Write out the material below again, unchanged.

** BEGIN **

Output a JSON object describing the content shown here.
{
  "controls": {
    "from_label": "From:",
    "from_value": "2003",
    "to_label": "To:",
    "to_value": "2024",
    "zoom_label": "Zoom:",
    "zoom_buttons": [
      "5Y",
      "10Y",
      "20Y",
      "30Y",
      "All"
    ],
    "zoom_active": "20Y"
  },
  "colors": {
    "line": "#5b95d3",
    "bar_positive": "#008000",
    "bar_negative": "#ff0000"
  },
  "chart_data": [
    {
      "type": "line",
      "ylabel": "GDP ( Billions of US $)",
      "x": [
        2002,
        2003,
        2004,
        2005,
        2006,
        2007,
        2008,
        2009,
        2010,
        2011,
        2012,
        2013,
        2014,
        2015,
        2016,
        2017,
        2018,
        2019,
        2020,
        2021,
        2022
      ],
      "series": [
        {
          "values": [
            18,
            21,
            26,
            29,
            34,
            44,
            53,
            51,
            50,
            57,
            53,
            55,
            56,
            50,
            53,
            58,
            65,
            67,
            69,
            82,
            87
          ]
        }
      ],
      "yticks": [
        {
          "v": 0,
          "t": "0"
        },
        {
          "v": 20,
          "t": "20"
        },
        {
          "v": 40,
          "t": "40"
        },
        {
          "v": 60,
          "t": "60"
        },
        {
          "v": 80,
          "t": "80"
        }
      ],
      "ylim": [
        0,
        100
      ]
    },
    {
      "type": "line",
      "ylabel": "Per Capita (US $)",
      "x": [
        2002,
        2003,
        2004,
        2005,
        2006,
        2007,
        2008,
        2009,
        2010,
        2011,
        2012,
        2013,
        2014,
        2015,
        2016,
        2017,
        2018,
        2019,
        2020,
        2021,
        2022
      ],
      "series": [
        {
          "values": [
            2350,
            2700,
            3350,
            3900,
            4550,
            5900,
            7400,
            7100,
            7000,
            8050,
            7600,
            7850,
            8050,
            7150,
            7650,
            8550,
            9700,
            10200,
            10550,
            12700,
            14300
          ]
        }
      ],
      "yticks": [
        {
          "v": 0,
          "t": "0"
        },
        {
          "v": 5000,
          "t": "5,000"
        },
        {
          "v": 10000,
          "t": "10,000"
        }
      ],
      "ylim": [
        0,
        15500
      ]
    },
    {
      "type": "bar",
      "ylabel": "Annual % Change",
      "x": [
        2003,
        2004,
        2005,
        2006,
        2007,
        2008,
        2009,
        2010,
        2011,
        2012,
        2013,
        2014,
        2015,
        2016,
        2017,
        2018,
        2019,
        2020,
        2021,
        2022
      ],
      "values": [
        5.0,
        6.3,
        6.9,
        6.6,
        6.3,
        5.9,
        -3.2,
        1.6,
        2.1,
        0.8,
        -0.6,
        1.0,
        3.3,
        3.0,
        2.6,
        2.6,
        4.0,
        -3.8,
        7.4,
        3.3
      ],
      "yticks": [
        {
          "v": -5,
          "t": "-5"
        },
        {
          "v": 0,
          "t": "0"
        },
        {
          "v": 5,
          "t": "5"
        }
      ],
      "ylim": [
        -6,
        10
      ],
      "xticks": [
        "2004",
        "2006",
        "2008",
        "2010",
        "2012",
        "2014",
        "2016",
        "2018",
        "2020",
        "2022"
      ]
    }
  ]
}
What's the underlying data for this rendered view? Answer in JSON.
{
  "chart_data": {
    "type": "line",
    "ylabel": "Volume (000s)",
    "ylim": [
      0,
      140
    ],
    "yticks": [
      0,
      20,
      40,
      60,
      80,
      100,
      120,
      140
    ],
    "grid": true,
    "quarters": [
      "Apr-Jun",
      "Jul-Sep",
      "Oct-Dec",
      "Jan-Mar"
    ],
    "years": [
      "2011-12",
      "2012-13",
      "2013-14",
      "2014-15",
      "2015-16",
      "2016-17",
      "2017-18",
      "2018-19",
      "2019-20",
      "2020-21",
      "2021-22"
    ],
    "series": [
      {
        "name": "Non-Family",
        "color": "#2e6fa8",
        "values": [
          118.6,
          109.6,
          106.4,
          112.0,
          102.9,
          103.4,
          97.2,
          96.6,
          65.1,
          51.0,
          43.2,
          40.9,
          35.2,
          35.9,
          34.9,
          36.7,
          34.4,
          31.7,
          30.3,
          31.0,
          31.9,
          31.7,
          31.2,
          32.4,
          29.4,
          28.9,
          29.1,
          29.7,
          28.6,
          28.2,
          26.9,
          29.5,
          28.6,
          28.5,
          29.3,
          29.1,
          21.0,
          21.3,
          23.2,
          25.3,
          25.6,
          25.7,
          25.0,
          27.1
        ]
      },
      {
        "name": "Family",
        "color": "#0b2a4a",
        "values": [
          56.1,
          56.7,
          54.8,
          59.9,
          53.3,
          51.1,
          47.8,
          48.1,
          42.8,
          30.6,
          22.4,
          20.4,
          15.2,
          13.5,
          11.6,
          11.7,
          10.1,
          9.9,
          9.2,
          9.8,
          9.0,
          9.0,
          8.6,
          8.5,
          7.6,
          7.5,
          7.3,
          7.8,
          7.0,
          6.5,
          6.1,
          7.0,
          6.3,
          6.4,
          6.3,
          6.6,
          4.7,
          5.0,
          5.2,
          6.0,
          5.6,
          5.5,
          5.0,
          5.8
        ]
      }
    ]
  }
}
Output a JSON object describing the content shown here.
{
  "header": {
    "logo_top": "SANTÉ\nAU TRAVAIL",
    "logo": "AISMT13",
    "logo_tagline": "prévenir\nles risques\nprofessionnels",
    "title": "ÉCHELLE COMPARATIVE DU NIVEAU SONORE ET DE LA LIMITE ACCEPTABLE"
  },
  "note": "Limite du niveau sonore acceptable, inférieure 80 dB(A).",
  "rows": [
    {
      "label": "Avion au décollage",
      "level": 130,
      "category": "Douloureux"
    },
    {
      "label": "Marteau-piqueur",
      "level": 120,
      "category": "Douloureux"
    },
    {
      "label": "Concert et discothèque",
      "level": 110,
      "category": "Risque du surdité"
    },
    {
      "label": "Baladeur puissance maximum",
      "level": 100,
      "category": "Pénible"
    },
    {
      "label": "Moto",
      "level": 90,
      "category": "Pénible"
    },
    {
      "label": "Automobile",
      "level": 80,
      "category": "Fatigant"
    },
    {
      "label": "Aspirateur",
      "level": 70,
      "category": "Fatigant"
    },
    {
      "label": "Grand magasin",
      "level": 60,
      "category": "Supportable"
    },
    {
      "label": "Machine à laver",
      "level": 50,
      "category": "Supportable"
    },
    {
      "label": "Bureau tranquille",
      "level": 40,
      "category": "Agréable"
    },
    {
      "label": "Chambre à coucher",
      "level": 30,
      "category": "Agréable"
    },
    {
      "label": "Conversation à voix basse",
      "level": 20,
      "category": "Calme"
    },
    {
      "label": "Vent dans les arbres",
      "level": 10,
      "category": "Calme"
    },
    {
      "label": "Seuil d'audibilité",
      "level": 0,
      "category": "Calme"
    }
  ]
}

** END **

Solution below:
Output a JSON object describing the content shown here.
{
  "controls": {
    "from_label": "From:",
    "from_value": "2003",
    "to_label": "To:",
    "to_value": "2024",
    "zoom_label": "Zoom:",
    "zoom_buttons": [
      "5Y",
      "10Y",
      "20Y",
      "30Y",
      "All"
    ],
    "zoom_active": "20Y"
  },
  "colors": {
    "line": "#5b95d3",
    "bar_positive": "#008000",
    "bar_negative": "#ff0000"
  },
  "chart_data": [
    {
      "type": "line",
      "ylabel": "GDP ( Billions of US $)",
      "x": [
        2002,
        2003,
        2004,
        2005,
        2006,
        2007,
        2008,
        2009,
        2010,
        2011,
        2012,
        2013,
        2014,
        2015,
        2016,
        2017,
        2018,
        2019,
        2020,
        2021,
        2022
      ],
      "series": [
        {
          "values": [
            18,
            21,
            26,
            29,
            34,
            44,
            53,
            51,
            50,
            57,
            53,
            55,
            56,
            50,
            53,
            58,
            65,
            67,
            69,
            82,
            87
          ]
        }
      ],
      "yticks": [
        {
          "v": 0,
          "t": "0"
        },
        {
          "v": 20,
          "t": "20"
        },
        {
          "v": 40,
          "t": "40"
        },
        {
          "v": 60,
          "t": "60"
        },
        {
          "v": 80,
          "t": "80"
        }
      ],
      "ylim": [
        0,
        100
      ]
    },
    {
      "type": "line",
      "ylabel": "Per Capita (US $)",
      "x": [
        2002,
        2003,
        2004,
        2005,
        2006,
        2007,
        2008,
        2009,
        2010,
        2011,
        2012,
        2013,
        2014,
        2015,
        2016,
        2017,
        2018,
        2019,
        2020,
        2021,
        2022
      ],
      "series": [
        {
          "values": [
            2350,
            2700,
            3350,
            3900,
            4550,
            5900,
            7400,
            7100,
            7000,
            8050,
            7600,
            7850,
            8050,
            7150,
            7650,
            8550,
            9700,
            10200,
            10550,
            12700,
            14300
          ]
        }
      ],
      "yticks": [
        {
          "v": 0,
          "t": "0"
        },
        {
          "v": 5000,
          "t": "5,000"
        },
        {
          "v": 10000,
          "t": "10,000"
        }
      ],
      "ylim": [
        0,
        15500
      ]
    },
    {
      "type": "bar",
      "ylabel": "Annual % Change",
      "x": [
        2003,
        2004,
        2005,
        2006,
        2007,
        2008,
        2009,
        2010,
        2011,
        2012,
        2013,
        2014,
        2015,
        2016,
        2017,
        2018,
        2019,
        2020,
        2021,
        2022
      ],
      "values": [
        5.0,
        6.3,
        6.9,
        6.6,
        6.3,
        5.9,
        -3.2,
        1.6,
        2.1,
        0.8,
        -0.6,
        1.0,
        3.3,
        3.0,
        2.6,
        2.6,
        4.0,
        -3.8,
        7.4,
        3.3
      ],
      "yticks": [
        {
          "v": -5,
          "t": "-5"
        },
        {
          "v": 0,
          "t": "0"
        },
        {
          "v": 5,
          "t": "5"
        }
      ],
      "ylim": [
        -6,
        10
      ],
      "xticks": [
        "2004",
        "2006",
        "2008",
        "2010",
        "2012",
        "2014",
        "2016",
        "2018",
        "2020",
        "2022"
      ]
    }
  ]
}
What's the underlying data for this rendered view? Answer in JSON.
{
  "chart_data": {
    "type": "line",
    "ylabel": "Volume (000s)",
    "ylim": [
      0,
      140
    ],
    "yticks": [
      0,
      20,
      40,
      60,
      80,
      100,
      120,
      140
    ],
    "grid": true,
    "quarters": [
      "Apr-Jun",
      "Jul-Sep",
      "Oct-Dec",
      "Jan-Mar"
    ],
    "years": [
      "2011-12",
      "2012-13",
      "2013-14",
      "2014-15",
      "2015-16",
      "2016-17",
      "2017-18",
      "2018-19",
      "2019-20",
      "2020-21",
      "2021-22"
    ],
    "series": [
      {
        "name": "Non-Family",
        "color": "#2e6fa8",
        "values": [
          118.6,
          109.6,
          106.4,
          112.0,
          102.9,
          103.4,
          97.2,
          96.6,
          65.1,
          51.0,
          43.2,
          40.9,
          35.2,
          35.9,
          34.9,
          36.7,
          34.4,
          31.7,
          30.3,
          31.0,
          31.9,
          31.7,
          31.2,
          32.4,
          29.4,
          28.9,
          29.1,
          29.7,
          28.6,
          28.2,
          26.9,
          29.5,
          28.6,
          28.5,
          29.3,
          29.1,
          21.0,
          21.3,
          23.2,
          25.3,
          25.6,
          25.7,
          25.0,
          27.1
        ]
      },
      {
        "name": "Family",
        "color": "#0b2a4a",
        "values": [
          56.1,
          56.7,
          54.8,
          59.9,
          53.3,
          51.1,
          47.8,
          48.1,
          42.8,
          30.6,
          22.4,
          20.4,
          15.2,
          13.5,
          11.6,
          11.7,
          10.1,
          9.9,
          9.2,
          9.8,
          9.0,
          9.0,
          8.6,
          8.5,
          7.6,
          7.5,
          7.3,
          7.8,
          7.0,
          6.5,
          6.1,
          7.0,
          6.3,
          6.4,
          6.3,
          6.6,
          4.7,
          5.0,
          5.2,
          6.0,
          5.6,
          5.5,
          5.0,
          5.8
        ]
      }
    ]
  }
}
Output a JSON object describing the content shown here.
{
  "header": {
    "logo_top": "SANTÉ\nAU TRAVAIL",
    "logo": "AISMT13",
    "logo_tagline": "prévenir\nles risques\nprofessionnels",
    "title": "ÉCHELLE COMPARATIVE DU NIVEAU SONORE ET DE LA LIMITE ACCEPTABLE"
  },
  "note": "Limite du niveau sonore acceptable, inférieure 80 dB(A).",
  "rows": [
    {
      "label": "Avion au décollage",
      "level": 130,
      "category": "Douloureux"
    },
    {
      "label": "Marteau-piqueur",
      "level": 120,
      "category": "Douloureux"
    },
    {
      "label": "Concert et discothèque",
      "level": 110,
      "category": "Risque du surdité"
    },
    {
      "label": "Baladeur puissance maximum",
      "level": 100,
      "category": "Pénible"
    },
    {
      "label": "Moto",
      "level": 90,
      "category": "Pénible"
    },
    {
      "label": "Automobile",
      "level": 80,
      "category": "Fatigant"
    },
    {
      "label": "Aspirateur",
      "level": 70,
      "category": "Fatigant"
    },
    {
      "label": "Grand magasin",
      "level": 60,
      "category": "Supportable"
    },
    {
      "label": "Machine à laver",
      "level": 50,
      "category": "Supportable"
    },
    {
      "label": "Bureau tranquille",
      "level": 40,
      "category": "Agréable"
    },
    {
      "label": "Chambre à coucher",
      "level": 30,
      "category": "Agréable"
    },
    {
      "label": "Conversation à voix basse",
      "level": 20,
      "category": "Calme"
    },
    {
      "label": "Vent dans les arbres",
      "level": 10,
      "category": "Calme"
    },
    {
      "label": "Seuil d'audibilité",
      "level": 0,
      "category": "Calme"
    }
  ]
}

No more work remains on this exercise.